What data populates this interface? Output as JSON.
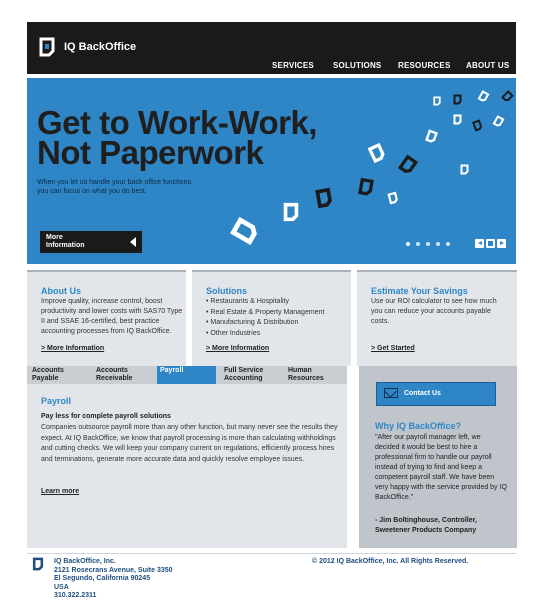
{
  "header": {
    "logo_text": "IQ BackOffice",
    "nav": [
      "SERVICES",
      "SOLUTIONS",
      "RESOURCES",
      "ABOUT US"
    ]
  },
  "hero": {
    "title_line1": "Get to Work-Work,",
    "title_line2": "Not Paperwork",
    "subtitle_line1": "When you let us handle your back office functions,",
    "subtitle_line2": "you can focus on what you do best.",
    "more_button_line1": "More",
    "more_button_line2": "Information",
    "slide_count": 5,
    "active_slide": 1
  },
  "boxes": {
    "about": {
      "title": "About Us",
      "body": "Improve quality, increase control, boost productivity and lower costs with SAS70 Type II and SSAE 16-certified, best practice accounting processes from IQ BackOffice.",
      "link": "> More Information"
    },
    "solutions": {
      "title": "Solutions",
      "items": [
        "Restaurants & Hospitality",
        "Real Estate & Property Management",
        "Manufacturing & Distribution",
        "Other Industries"
      ],
      "link": "> More Information"
    },
    "estimate": {
      "title": "Estimate Your Savings",
      "body": "Use our ROI calculator to see how much you can reduce your accounts payable costs.",
      "link": "> Get Started"
    }
  },
  "tabs": [
    {
      "line1": "Accounts",
      "line2": "Payable"
    },
    {
      "line1": "Accounts",
      "line2": "Receivable"
    },
    {
      "line1": "Payroll",
      "line2": ""
    },
    {
      "line1": "Full Service",
      "line2": "Accounting"
    },
    {
      "line1": "Human",
      "line2": "Resources"
    }
  ],
  "panel": {
    "title": "Payroll",
    "heading": "Pay less for complete payroll solutions",
    "body": "Companies outsource payroll more than any other function, but many never see the results they expect. At IQ BackOffice, we know that payroll processing is more than calculating withholdings and cutting checks. We will keep your company current on regulations, efficiently process hires and terminations, generate more accurate data and quickly resolve employee issues.",
    "link": "Learn more"
  },
  "sidebar": {
    "contact_label": "Contact Us",
    "title": "Why IQ BackOffice?",
    "quote": "\"After our payroll manager left, we decided it would be best to hire a professional firm to handle our payroll instead of trying to find and keep a competent payroll staff. We have been very happy with the service provided by IQ BackOffice.\"",
    "author_line1": "- Jim Boltinghouse, Controller,",
    "author_line2": "Sweetener Products Company"
  },
  "footer": {
    "address": [
      "IQ BackOffice, Inc.",
      "2121 Rosecrans Avenue, Suite 3350",
      "El Segundo, California 90245",
      "USA",
      "310.322.2311"
    ],
    "copyright": "© 2012 IQ BackOffice, Inc. All Rights Reserved."
  },
  "colors": {
    "brand_blue": "#2f86c6",
    "header_dark": "#1a1a1a",
    "panel_gray": "#e2e6ea"
  }
}
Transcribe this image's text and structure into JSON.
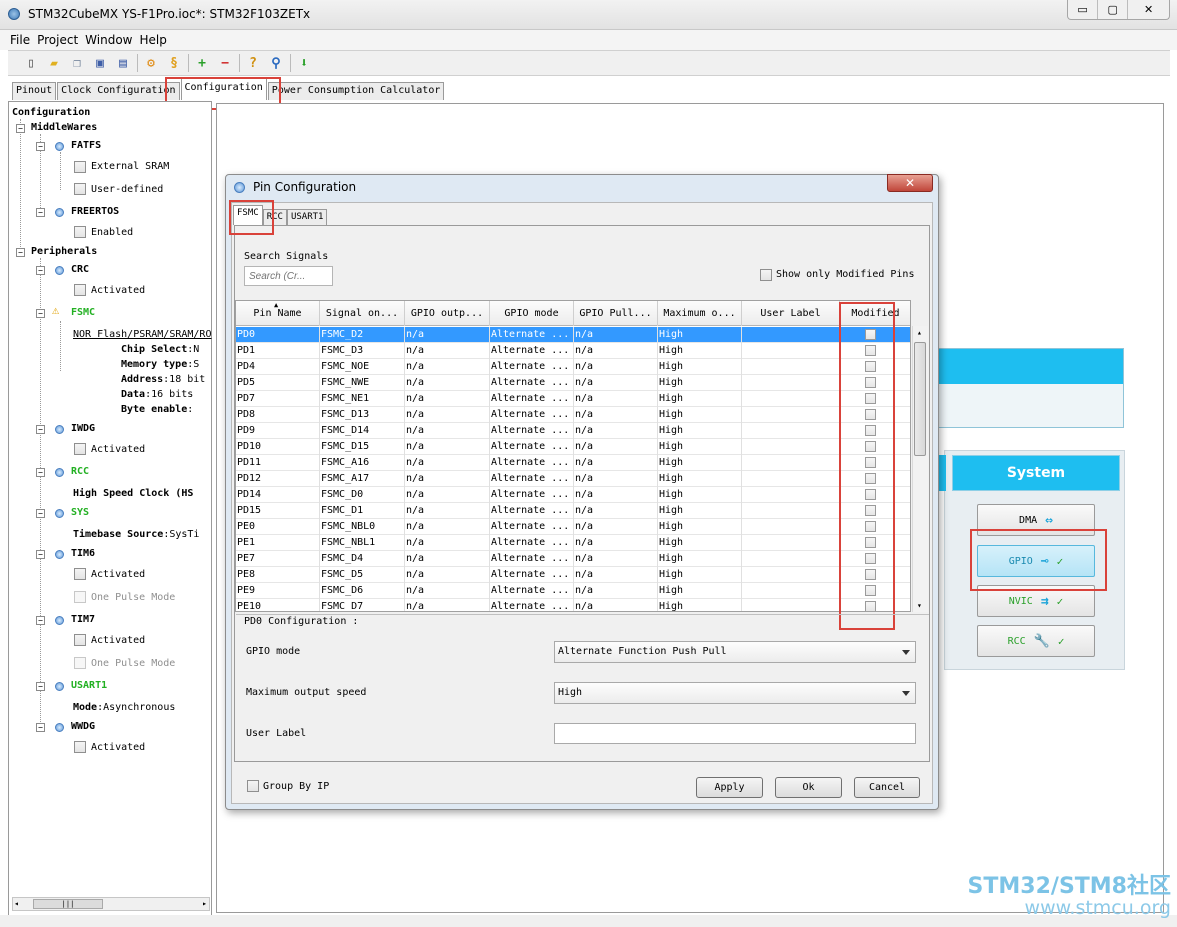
{
  "window": {
    "title": "STM32CubeMX YS-F1Pro.ioc*: STM32F103ZETx",
    "controls": [
      "▭",
      "▢",
      "✕"
    ]
  },
  "menu": [
    "File",
    "Project",
    "Window",
    "Help"
  ],
  "tabs": [
    "Pinout",
    "Clock Configuration",
    "Configuration",
    "Power Consumption Calculator"
  ],
  "tree": {
    "root": "Configuration",
    "middlewares": "MiddleWares",
    "fatfs": "FATFS",
    "fatfs_opts": [
      "External SRAM",
      "User-defined"
    ],
    "freertos": "FREERTOS",
    "freertos_opt": "Enabled",
    "peripherals": "Peripherals",
    "crc": "CRC",
    "activated": "Activated",
    "fsmc": "FSMC",
    "fsmc_sub": "NOR Flash/PSRAM/SRAM/RO",
    "fsmc_props": [
      {
        "k": "Chip Select",
        "v": ":N"
      },
      {
        "k": "Memory type",
        "v": ":S"
      },
      {
        "k": "Address",
        "v": ":18 bit"
      },
      {
        "k": "Data",
        "v": ":16 bits"
      },
      {
        "k": "Byte enable",
        "v": ":"
      }
    ],
    "iwdg": "IWDG",
    "rcc": "RCC",
    "rcc_prop": "High Speed Clock (HS",
    "sys": "SYS",
    "sys_prop_k": "Timebase Source",
    "sys_prop_v": ":SysTi",
    "tim6": "TIM6",
    "one_pulse": "One Pulse Mode",
    "tim7": "TIM7",
    "usart1": "USART1",
    "usart1_prop_k": "Mode",
    "usart1_prop_v": ":Asynchronous",
    "wwdg": "WWDG"
  },
  "system_panel": {
    "title": "System",
    "buttons": [
      "DMA",
      "GPIO",
      "NVIC",
      "RCC"
    ],
    "colors": {
      "accent": "#1ebef0",
      "highlight": "#d9423a"
    }
  },
  "dialog": {
    "title": "Pin Configuration",
    "close": "✕",
    "tabs": [
      "FSMC",
      "RCC",
      "USART1"
    ],
    "search_label": "Search Signals",
    "search_placeholder": "Search (Cr...",
    "show_modified_label": "Show only Modified Pins",
    "columns": [
      "Pin Name",
      "Signal on...",
      "GPIO outp...",
      "GPIO mode",
      "GPIO Pull...",
      "Maximum o...",
      "User Label",
      "Modified"
    ],
    "rows": [
      [
        "PD0",
        "FSMC_D2",
        "n/a",
        "Alternate ...",
        "n/a",
        "High",
        ""
      ],
      [
        "PD1",
        "FSMC_D3",
        "n/a",
        "Alternate ...",
        "n/a",
        "High",
        ""
      ],
      [
        "PD4",
        "FSMC_NOE",
        "n/a",
        "Alternate ...",
        "n/a",
        "High",
        ""
      ],
      [
        "PD5",
        "FSMC_NWE",
        "n/a",
        "Alternate ...",
        "n/a",
        "High",
        ""
      ],
      [
        "PD7",
        "FSMC_NE1",
        "n/a",
        "Alternate ...",
        "n/a",
        "High",
        ""
      ],
      [
        "PD8",
        "FSMC_D13",
        "n/a",
        "Alternate ...",
        "n/a",
        "High",
        ""
      ],
      [
        "PD9",
        "FSMC_D14",
        "n/a",
        "Alternate ...",
        "n/a",
        "High",
        ""
      ],
      [
        "PD10",
        "FSMC_D15",
        "n/a",
        "Alternate ...",
        "n/a",
        "High",
        ""
      ],
      [
        "PD11",
        "FSMC_A16",
        "n/a",
        "Alternate ...",
        "n/a",
        "High",
        ""
      ],
      [
        "PD12",
        "FSMC_A17",
        "n/a",
        "Alternate ...",
        "n/a",
        "High",
        ""
      ],
      [
        "PD14",
        "FSMC_D0",
        "n/a",
        "Alternate ...",
        "n/a",
        "High",
        ""
      ],
      [
        "PD15",
        "FSMC_D1",
        "n/a",
        "Alternate ...",
        "n/a",
        "High",
        ""
      ],
      [
        "PE0",
        "FSMC_NBL0",
        "n/a",
        "Alternate ...",
        "n/a",
        "High",
        ""
      ],
      [
        "PE1",
        "FSMC_NBL1",
        "n/a",
        "Alternate ...",
        "n/a",
        "High",
        ""
      ],
      [
        "PE7",
        "FSMC_D4",
        "n/a",
        "Alternate ...",
        "n/a",
        "High",
        ""
      ],
      [
        "PE8",
        "FSMC_D5",
        "n/a",
        "Alternate ...",
        "n/a",
        "High",
        ""
      ],
      [
        "PE9",
        "FSMC_D6",
        "n/a",
        "Alternate ...",
        "n/a",
        "High",
        ""
      ],
      [
        "PE10",
        "FSMC_D7",
        "n/a",
        "Alternate ...",
        "n/a",
        "High",
        ""
      ]
    ],
    "selected_row": 0,
    "config_title": "PD0 Configuration :",
    "gpio_mode_label": "GPIO mode",
    "gpio_mode_value": "Alternate Function Push Pull",
    "max_speed_label": "Maximum output speed",
    "max_speed_value": "High",
    "user_label_label": "User Label",
    "user_label_value": "",
    "group_by_label": "Group By IP",
    "buttons": {
      "apply": "Apply",
      "ok": "Ok",
      "cancel": "Cancel"
    }
  },
  "watermark": {
    "line1": "STM32/STM8社区",
    "line2": "www.stmcu.org"
  }
}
_ _ _ _ _ _ _
--- GOAL OF THE EXERCISE ---
Pick out and copy the lines of the material that include the word "costs".

--- TASK ANSWER ---
      "body": "Improve quality, increase control, boost productivity and lower costs with SAS70 Type II and SSAE 16-certified, best practice accounting processes from IQ BackOffice.",
      "body": "Use our ROI calculator to see how much you can reduce your accounts payable costs.",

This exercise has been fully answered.